▸ **REQUIRED TASK**: Take every line from the material that has the word "thee" in it.
=== RECORDS FOR THE EXERCISE ===
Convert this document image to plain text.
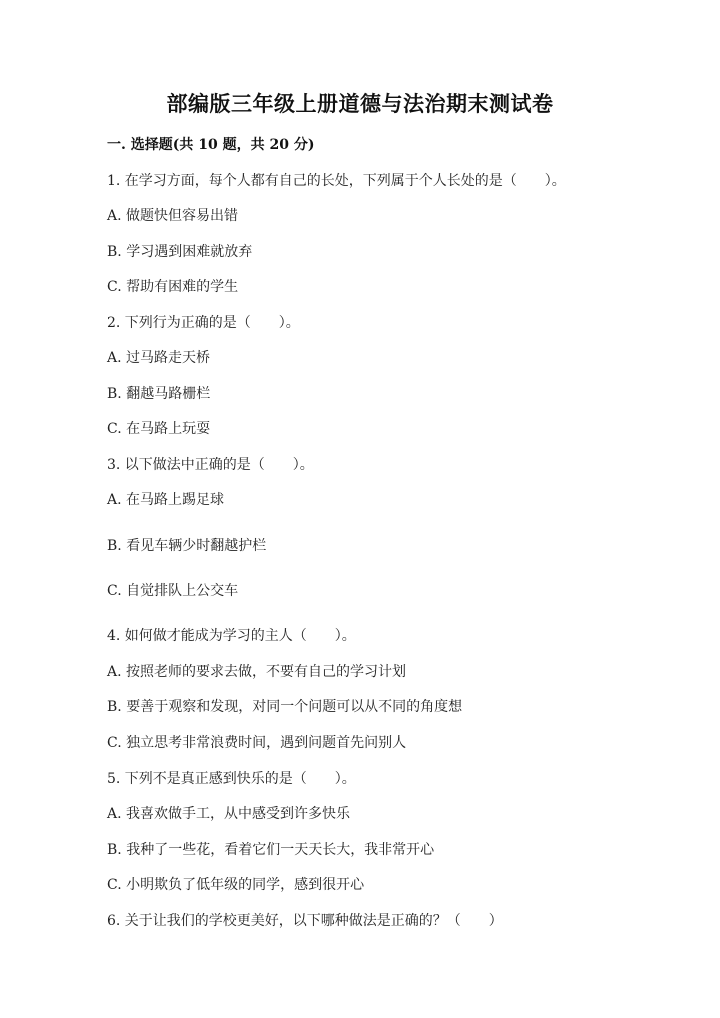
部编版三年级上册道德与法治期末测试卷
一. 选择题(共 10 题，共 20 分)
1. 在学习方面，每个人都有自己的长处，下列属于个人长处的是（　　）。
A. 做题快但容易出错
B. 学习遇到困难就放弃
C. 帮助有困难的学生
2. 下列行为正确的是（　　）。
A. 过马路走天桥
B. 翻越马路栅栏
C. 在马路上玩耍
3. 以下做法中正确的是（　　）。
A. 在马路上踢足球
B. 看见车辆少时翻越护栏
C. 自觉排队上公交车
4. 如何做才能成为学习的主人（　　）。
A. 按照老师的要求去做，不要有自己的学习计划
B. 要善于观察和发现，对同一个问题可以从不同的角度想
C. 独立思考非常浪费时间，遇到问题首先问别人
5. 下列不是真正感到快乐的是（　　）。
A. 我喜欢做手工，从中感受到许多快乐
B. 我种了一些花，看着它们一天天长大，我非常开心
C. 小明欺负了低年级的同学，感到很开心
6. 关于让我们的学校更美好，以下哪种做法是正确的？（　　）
===
=== RECORDS FOR THE EXERCISE ===
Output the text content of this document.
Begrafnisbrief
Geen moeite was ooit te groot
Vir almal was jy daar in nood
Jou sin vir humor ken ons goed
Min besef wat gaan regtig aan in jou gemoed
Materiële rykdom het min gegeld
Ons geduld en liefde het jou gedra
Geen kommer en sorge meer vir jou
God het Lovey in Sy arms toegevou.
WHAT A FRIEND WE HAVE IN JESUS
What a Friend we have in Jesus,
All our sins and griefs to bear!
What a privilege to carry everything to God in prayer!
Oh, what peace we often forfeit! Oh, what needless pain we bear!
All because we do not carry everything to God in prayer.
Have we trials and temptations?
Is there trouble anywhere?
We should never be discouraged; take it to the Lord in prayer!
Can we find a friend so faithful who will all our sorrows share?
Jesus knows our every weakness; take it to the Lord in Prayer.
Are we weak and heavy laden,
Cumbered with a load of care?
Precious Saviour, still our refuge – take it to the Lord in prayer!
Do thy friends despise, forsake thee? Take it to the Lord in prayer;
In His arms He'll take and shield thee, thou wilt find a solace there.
===
=== RECORDS FOR THE EXERCISE ===
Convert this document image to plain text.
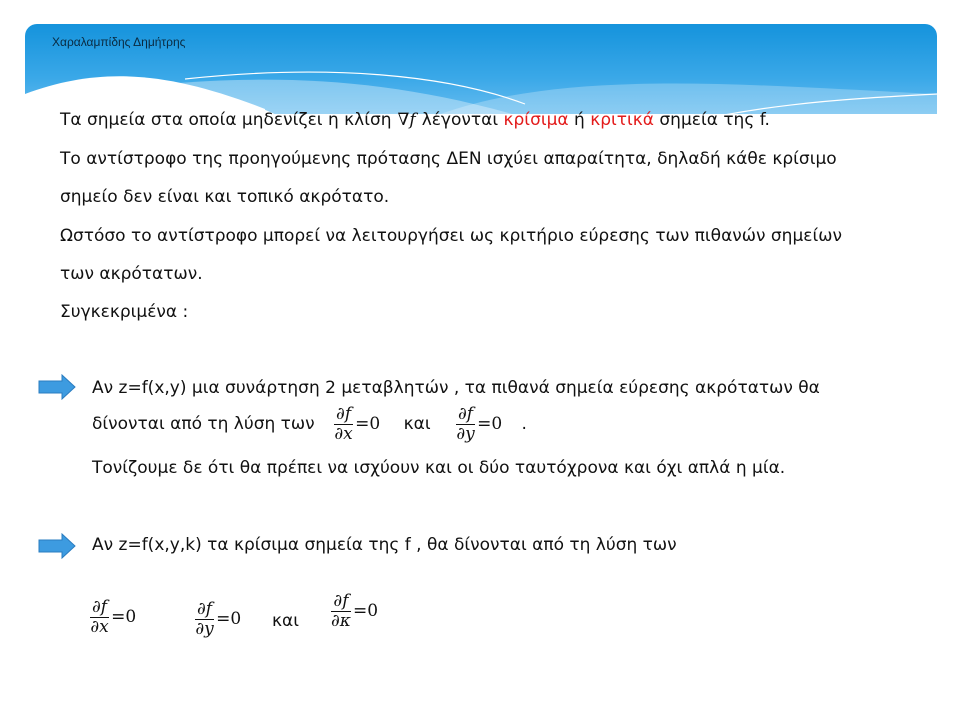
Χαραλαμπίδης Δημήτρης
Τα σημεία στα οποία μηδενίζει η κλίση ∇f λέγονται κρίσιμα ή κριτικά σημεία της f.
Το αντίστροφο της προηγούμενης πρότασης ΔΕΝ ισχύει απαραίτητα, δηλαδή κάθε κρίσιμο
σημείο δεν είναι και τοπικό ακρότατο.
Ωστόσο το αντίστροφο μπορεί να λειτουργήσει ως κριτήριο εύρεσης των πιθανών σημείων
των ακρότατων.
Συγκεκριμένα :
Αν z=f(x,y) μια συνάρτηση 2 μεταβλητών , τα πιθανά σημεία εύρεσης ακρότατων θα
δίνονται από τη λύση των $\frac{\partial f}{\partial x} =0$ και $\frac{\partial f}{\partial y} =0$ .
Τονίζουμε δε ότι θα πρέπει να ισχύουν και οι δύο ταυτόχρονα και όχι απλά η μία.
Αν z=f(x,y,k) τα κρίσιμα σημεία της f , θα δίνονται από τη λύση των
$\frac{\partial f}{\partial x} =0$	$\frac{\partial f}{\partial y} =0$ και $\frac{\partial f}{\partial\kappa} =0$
===
▸ **SOLUTION FOR THIS TASK**:
Do thy friends despise, forsake thee? Take it to the Lord in prayer;
In His arms He'll take and shield thee, thou wilt find a solace there.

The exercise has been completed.